• PROBLEM:
Please output exactly the run of lines that starts at the line with "Read this page and output its text content." and ends at the last line of the records below.

■ ■ ■ ■ ■

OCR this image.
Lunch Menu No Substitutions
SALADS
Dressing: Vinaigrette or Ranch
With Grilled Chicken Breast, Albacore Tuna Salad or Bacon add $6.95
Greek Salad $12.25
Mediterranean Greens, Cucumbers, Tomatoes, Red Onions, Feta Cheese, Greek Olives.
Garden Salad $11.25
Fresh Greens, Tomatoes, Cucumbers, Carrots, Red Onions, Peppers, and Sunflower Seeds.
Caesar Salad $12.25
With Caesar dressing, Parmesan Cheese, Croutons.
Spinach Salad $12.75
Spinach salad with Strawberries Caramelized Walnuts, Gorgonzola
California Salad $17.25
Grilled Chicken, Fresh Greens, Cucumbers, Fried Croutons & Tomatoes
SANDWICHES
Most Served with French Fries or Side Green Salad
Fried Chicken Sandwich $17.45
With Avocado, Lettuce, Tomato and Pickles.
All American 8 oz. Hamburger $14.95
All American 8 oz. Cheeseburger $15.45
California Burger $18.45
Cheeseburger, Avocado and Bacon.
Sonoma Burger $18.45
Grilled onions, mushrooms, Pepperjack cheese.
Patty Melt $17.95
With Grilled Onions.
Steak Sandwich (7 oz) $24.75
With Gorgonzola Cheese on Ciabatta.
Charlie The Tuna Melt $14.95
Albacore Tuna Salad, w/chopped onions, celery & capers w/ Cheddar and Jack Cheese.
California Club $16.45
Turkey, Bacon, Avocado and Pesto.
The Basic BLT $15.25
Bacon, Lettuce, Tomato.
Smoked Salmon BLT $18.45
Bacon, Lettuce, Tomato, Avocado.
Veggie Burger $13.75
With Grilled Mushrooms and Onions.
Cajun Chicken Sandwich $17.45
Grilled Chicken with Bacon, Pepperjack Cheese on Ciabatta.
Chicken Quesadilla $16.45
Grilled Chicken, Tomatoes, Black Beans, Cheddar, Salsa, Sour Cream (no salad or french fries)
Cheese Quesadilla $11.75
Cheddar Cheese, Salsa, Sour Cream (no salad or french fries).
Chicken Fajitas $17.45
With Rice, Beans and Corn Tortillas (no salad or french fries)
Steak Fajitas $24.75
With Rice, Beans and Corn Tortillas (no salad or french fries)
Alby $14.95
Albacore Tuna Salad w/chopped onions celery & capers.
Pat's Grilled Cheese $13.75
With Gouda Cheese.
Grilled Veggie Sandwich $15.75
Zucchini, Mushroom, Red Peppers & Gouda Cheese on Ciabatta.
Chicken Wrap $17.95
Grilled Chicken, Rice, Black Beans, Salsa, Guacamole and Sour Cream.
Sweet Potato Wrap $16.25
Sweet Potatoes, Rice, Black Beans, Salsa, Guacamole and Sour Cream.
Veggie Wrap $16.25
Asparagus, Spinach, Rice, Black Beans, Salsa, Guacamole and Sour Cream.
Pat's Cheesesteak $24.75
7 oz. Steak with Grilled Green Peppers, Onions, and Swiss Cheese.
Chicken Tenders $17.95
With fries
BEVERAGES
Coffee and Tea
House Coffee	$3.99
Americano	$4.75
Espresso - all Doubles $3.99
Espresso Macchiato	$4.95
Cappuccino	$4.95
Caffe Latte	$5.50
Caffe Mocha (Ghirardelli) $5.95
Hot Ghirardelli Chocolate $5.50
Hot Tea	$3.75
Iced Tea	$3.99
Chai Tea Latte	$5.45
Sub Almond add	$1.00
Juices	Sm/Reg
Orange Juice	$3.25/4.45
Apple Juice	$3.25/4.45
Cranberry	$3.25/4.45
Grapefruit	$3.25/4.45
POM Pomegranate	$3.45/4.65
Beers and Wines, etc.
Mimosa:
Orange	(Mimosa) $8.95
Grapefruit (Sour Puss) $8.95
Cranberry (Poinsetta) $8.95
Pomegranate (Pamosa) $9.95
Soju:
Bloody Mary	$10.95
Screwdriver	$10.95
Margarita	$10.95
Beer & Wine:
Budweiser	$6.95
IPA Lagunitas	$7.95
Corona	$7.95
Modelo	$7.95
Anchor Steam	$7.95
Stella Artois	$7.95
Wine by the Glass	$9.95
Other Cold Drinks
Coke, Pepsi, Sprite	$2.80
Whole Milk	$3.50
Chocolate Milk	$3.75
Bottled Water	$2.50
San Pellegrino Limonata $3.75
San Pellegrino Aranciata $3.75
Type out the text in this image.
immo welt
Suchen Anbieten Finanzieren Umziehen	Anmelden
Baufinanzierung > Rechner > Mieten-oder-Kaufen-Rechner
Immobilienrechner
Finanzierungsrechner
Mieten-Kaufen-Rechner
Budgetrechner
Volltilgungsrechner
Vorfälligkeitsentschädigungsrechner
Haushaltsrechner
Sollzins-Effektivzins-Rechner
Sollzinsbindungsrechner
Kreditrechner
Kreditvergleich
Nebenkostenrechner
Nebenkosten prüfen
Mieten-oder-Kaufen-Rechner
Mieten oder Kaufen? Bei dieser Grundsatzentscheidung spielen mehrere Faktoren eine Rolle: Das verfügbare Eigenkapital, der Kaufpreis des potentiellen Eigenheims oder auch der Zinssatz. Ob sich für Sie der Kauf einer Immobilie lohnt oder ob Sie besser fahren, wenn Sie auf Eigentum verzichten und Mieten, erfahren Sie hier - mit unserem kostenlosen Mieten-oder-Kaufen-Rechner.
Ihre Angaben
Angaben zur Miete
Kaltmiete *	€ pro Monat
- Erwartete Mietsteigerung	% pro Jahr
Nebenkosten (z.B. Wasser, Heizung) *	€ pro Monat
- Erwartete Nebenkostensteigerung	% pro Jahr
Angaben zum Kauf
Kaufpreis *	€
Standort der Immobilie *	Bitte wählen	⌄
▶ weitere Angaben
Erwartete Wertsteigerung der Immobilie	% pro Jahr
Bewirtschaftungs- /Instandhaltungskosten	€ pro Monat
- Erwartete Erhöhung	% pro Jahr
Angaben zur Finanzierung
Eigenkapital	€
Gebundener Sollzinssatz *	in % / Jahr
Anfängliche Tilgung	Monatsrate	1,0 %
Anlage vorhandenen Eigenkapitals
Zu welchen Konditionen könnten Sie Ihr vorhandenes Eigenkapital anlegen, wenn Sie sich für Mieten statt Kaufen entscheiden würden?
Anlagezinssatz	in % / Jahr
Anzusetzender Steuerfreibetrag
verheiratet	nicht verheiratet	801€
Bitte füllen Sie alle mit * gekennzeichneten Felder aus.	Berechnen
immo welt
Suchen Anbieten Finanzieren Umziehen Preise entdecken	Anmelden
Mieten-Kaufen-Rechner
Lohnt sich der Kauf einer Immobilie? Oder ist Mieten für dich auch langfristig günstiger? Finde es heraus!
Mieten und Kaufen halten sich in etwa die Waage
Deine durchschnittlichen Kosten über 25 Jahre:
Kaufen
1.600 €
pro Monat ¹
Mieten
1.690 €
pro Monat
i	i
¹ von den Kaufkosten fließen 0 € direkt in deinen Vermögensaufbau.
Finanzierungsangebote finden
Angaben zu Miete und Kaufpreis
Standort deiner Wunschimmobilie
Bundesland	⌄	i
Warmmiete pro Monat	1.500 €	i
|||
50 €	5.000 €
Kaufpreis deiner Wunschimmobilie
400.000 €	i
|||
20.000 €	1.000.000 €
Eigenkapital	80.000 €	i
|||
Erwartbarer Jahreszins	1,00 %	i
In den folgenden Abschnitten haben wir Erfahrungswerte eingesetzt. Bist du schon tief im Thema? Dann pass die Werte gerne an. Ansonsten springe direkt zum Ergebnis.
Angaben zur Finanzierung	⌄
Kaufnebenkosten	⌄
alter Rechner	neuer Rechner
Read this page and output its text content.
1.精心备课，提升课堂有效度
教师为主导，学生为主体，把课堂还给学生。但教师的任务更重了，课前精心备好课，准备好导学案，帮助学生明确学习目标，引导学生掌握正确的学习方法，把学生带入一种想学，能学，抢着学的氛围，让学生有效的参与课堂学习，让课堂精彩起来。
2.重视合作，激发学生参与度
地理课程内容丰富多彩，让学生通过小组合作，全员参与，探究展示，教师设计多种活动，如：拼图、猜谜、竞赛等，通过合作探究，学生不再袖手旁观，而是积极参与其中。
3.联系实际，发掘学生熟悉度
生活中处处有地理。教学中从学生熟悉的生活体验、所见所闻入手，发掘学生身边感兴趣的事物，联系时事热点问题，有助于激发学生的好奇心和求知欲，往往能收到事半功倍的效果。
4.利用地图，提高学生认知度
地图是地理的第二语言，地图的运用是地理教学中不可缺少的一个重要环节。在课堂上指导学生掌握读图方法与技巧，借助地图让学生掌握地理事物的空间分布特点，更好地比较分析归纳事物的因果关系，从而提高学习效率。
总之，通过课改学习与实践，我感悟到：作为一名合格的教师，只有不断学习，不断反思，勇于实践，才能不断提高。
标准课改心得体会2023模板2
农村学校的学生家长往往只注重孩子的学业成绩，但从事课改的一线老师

■ ■ ■ ■ ■

• COMPLETE RESPONSE:
Read this page and output its text content.
1.精心备课，提升课堂有效度
教师为主导，学生为主体，把课堂还给学生。但教师的任务更重了，课前精心备好课，准备好导学案，帮助学生明确学习目标，引导学生掌握正确的学习方法，把学生带入一种想学，能学，抢着学的氛围，让学生有效的参与课堂学习，让课堂精彩起来。
2.重视合作，激发学生参与度
地理课程内容丰富多彩，让学生通过小组合作，全员参与，探究展示，教师设计多种活动，如：拼图、猜谜、竞赛等，通过合作探究，学生不再袖手旁观，而是积极参与其中。
3.联系实际，发掘学生熟悉度
生活中处处有地理。教学中从学生熟悉的生活体验、所见所闻入手，发掘学生身边感兴趣的事物，联系时事热点问题，有助于激发学生的好奇心和求知欲，往往能收到事半功倍的效果。
4.利用地图，提高学生认知度
地图是地理的第二语言，地图的运用是地理教学中不可缺少的一个重要环节。在课堂上指导学生掌握读图方法与技巧，借助地图让学生掌握地理事物的空间分布特点，更好地比较分析归纳事物的因果关系，从而提高学习效率。
总之，通过课改学习与实践，我感悟到：作为一名合格的教师，只有不断学习，不断反思，勇于实践，才能不断提高。
标准课改心得体会2023模板2
农村学校的学生家长往往只注重孩子的学业成绩，但从事课改的一线老师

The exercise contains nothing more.